Recorded data:
[start]

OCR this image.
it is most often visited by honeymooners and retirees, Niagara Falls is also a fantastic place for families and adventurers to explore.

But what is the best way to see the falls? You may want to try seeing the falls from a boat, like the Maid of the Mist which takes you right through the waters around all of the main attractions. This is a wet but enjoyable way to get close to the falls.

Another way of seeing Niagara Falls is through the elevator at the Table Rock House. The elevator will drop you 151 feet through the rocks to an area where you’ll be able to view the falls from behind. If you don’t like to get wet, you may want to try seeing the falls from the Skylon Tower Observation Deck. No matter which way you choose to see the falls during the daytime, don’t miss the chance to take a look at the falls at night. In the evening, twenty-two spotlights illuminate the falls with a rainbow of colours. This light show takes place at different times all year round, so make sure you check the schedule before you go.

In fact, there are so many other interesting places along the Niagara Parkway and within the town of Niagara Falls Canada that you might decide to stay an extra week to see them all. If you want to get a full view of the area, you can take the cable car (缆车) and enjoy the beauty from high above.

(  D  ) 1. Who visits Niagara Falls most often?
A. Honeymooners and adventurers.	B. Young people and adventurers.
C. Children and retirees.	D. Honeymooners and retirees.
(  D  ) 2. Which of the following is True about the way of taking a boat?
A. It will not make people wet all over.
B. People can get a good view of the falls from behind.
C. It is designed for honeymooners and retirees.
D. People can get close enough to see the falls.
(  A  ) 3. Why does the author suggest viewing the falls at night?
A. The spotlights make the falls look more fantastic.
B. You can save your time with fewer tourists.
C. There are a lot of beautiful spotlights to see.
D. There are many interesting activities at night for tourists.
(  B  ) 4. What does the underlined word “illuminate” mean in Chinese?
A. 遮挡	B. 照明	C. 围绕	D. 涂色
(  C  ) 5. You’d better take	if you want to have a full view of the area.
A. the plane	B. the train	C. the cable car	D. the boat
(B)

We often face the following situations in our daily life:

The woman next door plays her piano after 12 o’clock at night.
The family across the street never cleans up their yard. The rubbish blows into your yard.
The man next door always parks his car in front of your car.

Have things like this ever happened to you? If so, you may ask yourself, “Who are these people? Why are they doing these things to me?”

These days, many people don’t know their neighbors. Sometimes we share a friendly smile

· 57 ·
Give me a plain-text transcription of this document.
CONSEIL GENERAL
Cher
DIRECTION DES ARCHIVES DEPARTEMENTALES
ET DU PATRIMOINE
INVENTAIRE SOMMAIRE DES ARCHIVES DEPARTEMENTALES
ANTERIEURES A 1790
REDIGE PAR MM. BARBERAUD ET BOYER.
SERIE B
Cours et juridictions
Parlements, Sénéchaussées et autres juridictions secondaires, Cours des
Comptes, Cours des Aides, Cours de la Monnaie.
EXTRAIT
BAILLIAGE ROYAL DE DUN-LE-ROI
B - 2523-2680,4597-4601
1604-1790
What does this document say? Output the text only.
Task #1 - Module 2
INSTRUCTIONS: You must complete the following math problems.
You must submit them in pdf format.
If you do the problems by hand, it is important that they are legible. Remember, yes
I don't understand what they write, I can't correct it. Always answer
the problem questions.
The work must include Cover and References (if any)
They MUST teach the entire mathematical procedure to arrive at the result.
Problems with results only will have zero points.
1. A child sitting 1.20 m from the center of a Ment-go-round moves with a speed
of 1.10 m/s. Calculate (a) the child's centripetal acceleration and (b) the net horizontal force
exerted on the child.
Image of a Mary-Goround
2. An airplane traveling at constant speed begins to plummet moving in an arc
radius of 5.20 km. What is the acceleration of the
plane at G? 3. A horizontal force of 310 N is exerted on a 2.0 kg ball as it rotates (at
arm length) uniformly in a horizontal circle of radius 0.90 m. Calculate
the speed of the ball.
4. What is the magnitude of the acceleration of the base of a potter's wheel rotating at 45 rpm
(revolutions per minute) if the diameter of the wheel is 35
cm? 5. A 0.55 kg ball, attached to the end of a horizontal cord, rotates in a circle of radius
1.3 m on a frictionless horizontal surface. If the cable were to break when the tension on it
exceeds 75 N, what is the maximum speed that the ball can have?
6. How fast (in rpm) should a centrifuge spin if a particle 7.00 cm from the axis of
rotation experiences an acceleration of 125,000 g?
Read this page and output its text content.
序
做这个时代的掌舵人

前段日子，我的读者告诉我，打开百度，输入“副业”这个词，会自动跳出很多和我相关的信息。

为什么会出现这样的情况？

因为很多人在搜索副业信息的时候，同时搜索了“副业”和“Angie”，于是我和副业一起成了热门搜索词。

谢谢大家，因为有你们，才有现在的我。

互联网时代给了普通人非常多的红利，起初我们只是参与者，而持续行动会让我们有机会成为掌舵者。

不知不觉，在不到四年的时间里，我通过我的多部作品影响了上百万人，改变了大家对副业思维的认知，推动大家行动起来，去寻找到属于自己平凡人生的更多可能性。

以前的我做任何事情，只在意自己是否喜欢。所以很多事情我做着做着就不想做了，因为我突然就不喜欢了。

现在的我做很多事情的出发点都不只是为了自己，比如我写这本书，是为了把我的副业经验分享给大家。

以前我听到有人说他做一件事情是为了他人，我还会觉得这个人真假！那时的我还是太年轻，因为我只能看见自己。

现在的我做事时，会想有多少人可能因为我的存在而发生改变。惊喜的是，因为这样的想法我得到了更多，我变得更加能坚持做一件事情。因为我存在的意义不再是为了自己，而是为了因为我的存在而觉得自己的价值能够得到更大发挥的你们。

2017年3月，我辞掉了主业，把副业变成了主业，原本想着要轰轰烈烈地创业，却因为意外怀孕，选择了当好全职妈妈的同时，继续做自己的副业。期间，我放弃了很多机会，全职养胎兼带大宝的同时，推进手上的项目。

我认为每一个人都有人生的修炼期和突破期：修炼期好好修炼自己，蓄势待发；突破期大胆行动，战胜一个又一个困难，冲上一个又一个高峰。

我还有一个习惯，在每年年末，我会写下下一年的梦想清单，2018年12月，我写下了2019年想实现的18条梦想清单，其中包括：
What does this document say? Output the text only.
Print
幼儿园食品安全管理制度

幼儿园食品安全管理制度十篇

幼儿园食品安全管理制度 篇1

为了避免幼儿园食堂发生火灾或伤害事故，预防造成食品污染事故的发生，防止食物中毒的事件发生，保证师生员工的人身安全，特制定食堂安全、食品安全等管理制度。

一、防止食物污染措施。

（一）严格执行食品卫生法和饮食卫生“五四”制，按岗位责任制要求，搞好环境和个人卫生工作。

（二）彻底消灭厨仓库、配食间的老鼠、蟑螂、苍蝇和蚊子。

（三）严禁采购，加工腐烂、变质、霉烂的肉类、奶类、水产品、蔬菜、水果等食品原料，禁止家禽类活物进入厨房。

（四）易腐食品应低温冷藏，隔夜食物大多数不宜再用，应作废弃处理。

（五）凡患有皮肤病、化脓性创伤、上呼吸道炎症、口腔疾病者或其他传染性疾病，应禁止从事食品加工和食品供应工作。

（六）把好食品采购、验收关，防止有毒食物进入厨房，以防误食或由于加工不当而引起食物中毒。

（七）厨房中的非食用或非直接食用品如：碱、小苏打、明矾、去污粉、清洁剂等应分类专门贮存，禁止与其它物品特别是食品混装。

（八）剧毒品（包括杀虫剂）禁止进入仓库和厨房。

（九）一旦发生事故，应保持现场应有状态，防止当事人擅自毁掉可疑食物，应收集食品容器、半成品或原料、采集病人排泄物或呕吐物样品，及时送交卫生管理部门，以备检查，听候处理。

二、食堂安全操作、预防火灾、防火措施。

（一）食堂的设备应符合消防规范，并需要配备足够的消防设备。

[end]

> **Exercise brief**: Repeat the line that contains "Read this page and output its text content.", then every line after it until the records end, with nothing added.

> **Correct answer**:
Read this page and output its text content.
序
做这个时代的掌舵人

前段日子，我的读者告诉我，打开百度，输入“副业”这个词，会自动跳出很多和我相关的信息。

为什么会出现这样的情况？

因为很多人在搜索副业信息的时候，同时搜索了“副业”和“Angie”，于是我和副业一起成了热门搜索词。

谢谢大家，因为有你们，才有现在的我。

互联网时代给了普通人非常多的红利，起初我们只是参与者，而持续行动会让我们有机会成为掌舵者。

不知不觉，在不到四年的时间里，我通过我的多部作品影响了上百万人，改变了大家对副业思维的认知，推动大家行动起来，去寻找到属于自己平凡人生的更多可能性。

以前的我做任何事情，只在意自己是否喜欢。所以很多事情我做着做着就不想做了，因为我突然就不喜欢了。

现在的我做很多事情的出发点都不只是为了自己，比如我写这本书，是为了把我的副业经验分享给大家。

以前我听到有人说他做一件事情是为了他人，我还会觉得这个人真假！那时的我还是太年轻，因为我只能看见自己。

现在的我做事时，会想有多少人可能因为我的存在而发生改变。惊喜的是，因为这样的想法我得到了更多，我变得更加能坚持做一件事情。因为我存在的意义不再是为了自己，而是为了因为我的存在而觉得自己的价值能够得到更大发挥的你们。

2017年3月，我辞掉了主业，把副业变成了主业，原本想着要轰轰烈烈地创业，却因为意外怀孕，选择了当好全职妈妈的同时，继续做自己的副业。期间，我放弃了很多机会，全职养胎兼带大宝的同时，推进手上的项目。

我认为每一个人都有人生的修炼期和突破期：修炼期好好修炼自己，蓄势待发；突破期大胆行动，战胜一个又一个困难，冲上一个又一个高峰。

我还有一个习惯，在每年年末，我会写下下一年的梦想清单，2018年12月，我写下了2019年想实现的18条梦想清单，其中包括：
What does this document say? Output the text only.
Print
幼儿园食品安全管理制度

幼儿园食品安全管理制度十篇

幼儿园食品安全管理制度 篇1

为了避免幼儿园食堂发生火灾或伤害事故，预防造成食品污染事故的发生，防止食物中毒的事件发生，保证师生员工的人身安全，特制定食堂安全、食品安全等管理制度。

一、防止食物污染措施。

（一）严格执行食品卫生法和饮食卫生“五四”制，按岗位责任制要求，搞好环境和个人卫生工作。

（二）彻底消灭厨仓库、配食间的老鼠、蟑螂、苍蝇和蚊子。

（三）严禁采购，加工腐烂、变质、霉烂的肉类、奶类、水产品、蔬菜、水果等食品原料，禁止家禽类活物进入厨房。

（四）易腐食品应低温冷藏，隔夜食物大多数不宜再用，应作废弃处理。

（五）凡患有皮肤病、化脓性创伤、上呼吸道炎症、口腔疾病者或其他传染性疾病，应禁止从事食品加工和食品供应工作。

（六）把好食品采购、验收关，防止有毒食物进入厨房，以防误食或由于加工不当而引起食物中毒。

（七）厨房中的非食用或非直接食用品如：碱、小苏打、明矾、去污粉、清洁剂等应分类专门贮存，禁止与其它物品特别是食品混装。

（八）剧毒品（包括杀虫剂）禁止进入仓库和厨房。

（九）一旦发生事故，应保持现场应有状态，防止当事人擅自毁掉可疑食物，应收集食品容器、半成品或原料、采集病人排泄物或呕吐物样品，及时送交卫生管理部门，以备检查，听候处理。

二、食堂安全操作、预防火灾、防火措施。

（一）食堂的设备应符合消防规范，并需要配备足够的消防设备。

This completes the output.